Exercise directions =
Only a number is wanted: how many lines in the listing contain the word "扩大覆盖面"?

Start Extracted information

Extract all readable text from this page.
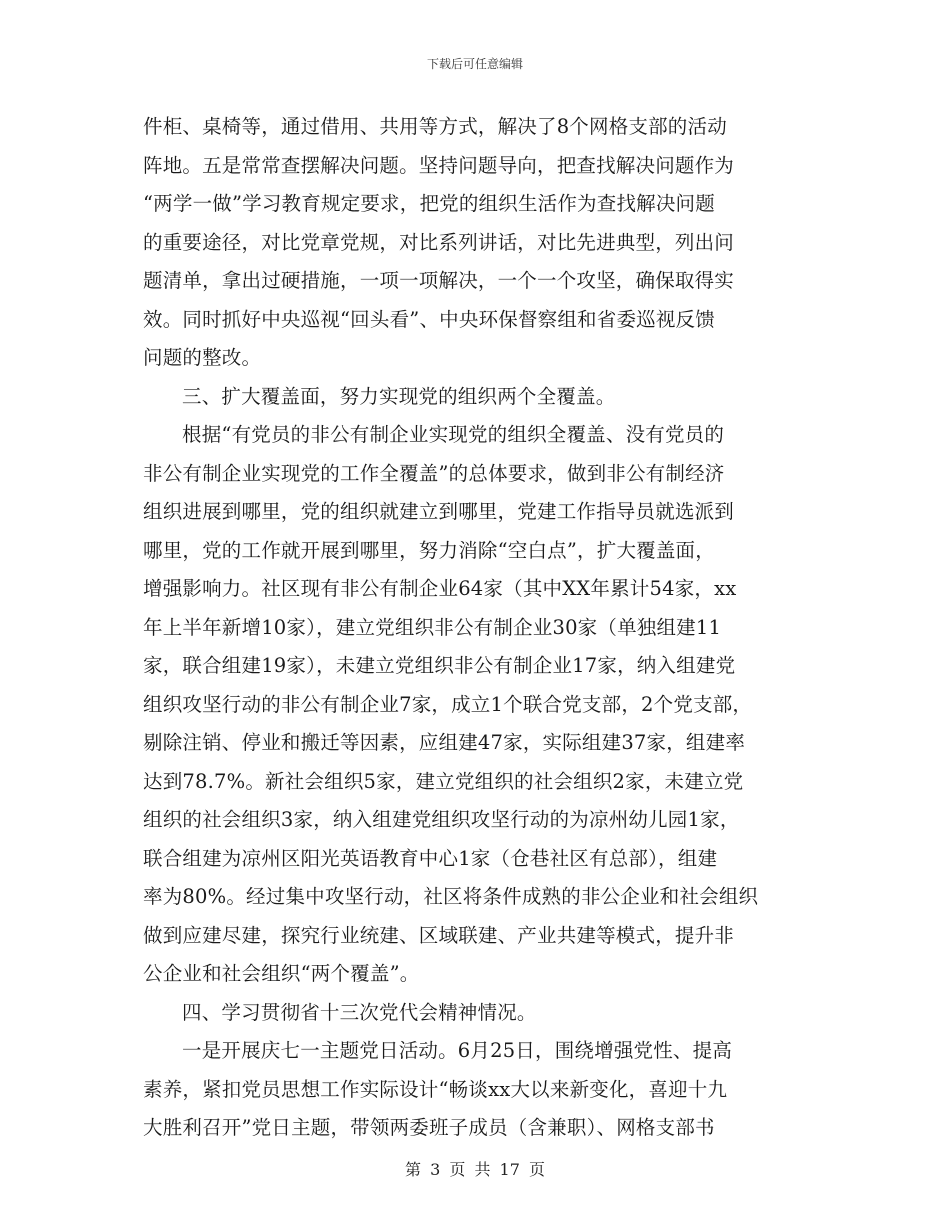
下载后可任意编辑
件柜、桌椅等，通过借用、共用等方式，解决了8个网格支部的活动
阵地。五是常常查摆解决问题。坚持问题导向，把查找解决问题作为
“两学一做”学习教育规定要求，把党的组织生活作为查找解决问题
的重要途径，对比党章党规，对比系列讲话，对比先进典型，列出问
题清单，拿出过硬措施，一项一项解决，一个一个攻坚，确保取得实
效。同时抓好中央巡视“回头看”、中央环保督察组和省委巡视反馈
问题的整改。
三、扩大覆盖面，努力实现党的组织两个全覆盖。
根据“有党员的非公有制企业实现党的组织全覆盖、没有党员的
非公有制企业实现党的工作全覆盖”的总体要求，做到非公有制经济
组织进展到哪里，党的组织就建立到哪里，党建工作指导员就选派到
哪里，党的工作就开展到哪里，努力消除“空白点”，扩大覆盖面，
增强影响力。社区现有非公有制企业64家（其中XX年累计54家，xx
年上半年新增10家），建立党组织非公有制企业30家（单独组建11
家，联合组建19家），未建立党组织非公有制企业17家，纳入组建党
组织攻坚行动的非公有制企业7家，成立1个联合党支部，2个党支部，
剔除注销、停业和搬迁等因素，应组建47家，实际组建37家，组建率
达到78.7%。新社会组织5家，建立党组织的社会组织2家，未建立党
组织的社会组织3家，纳入组建党组织攻坚行动的为凉州幼儿园1家，
联合组建为凉州区阳光英语教育中心1家（仓巷社区有总部），组建
率为80%。经过集中攻坚行动，社区将条件成熟的非公企业和社会组织
做到应建尽建，探究行业统建、区域联建、产业共建等模式，提升非
公企业和社会组织“两个覆盖”。
四、学习贯彻省十三次党代会精神情况。
一是开展庆七一主题党日活动。6月25日，围绕增强党性、提高
素养，紧扣党员思想工作实际设计“畅谈xx大以来新变化，喜迎十九
大胜利召开”党日主题，带领两委班子成员（含兼职）、网格支部书
第 3 页 共 17 页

End Extracted information

Answer to the task =
2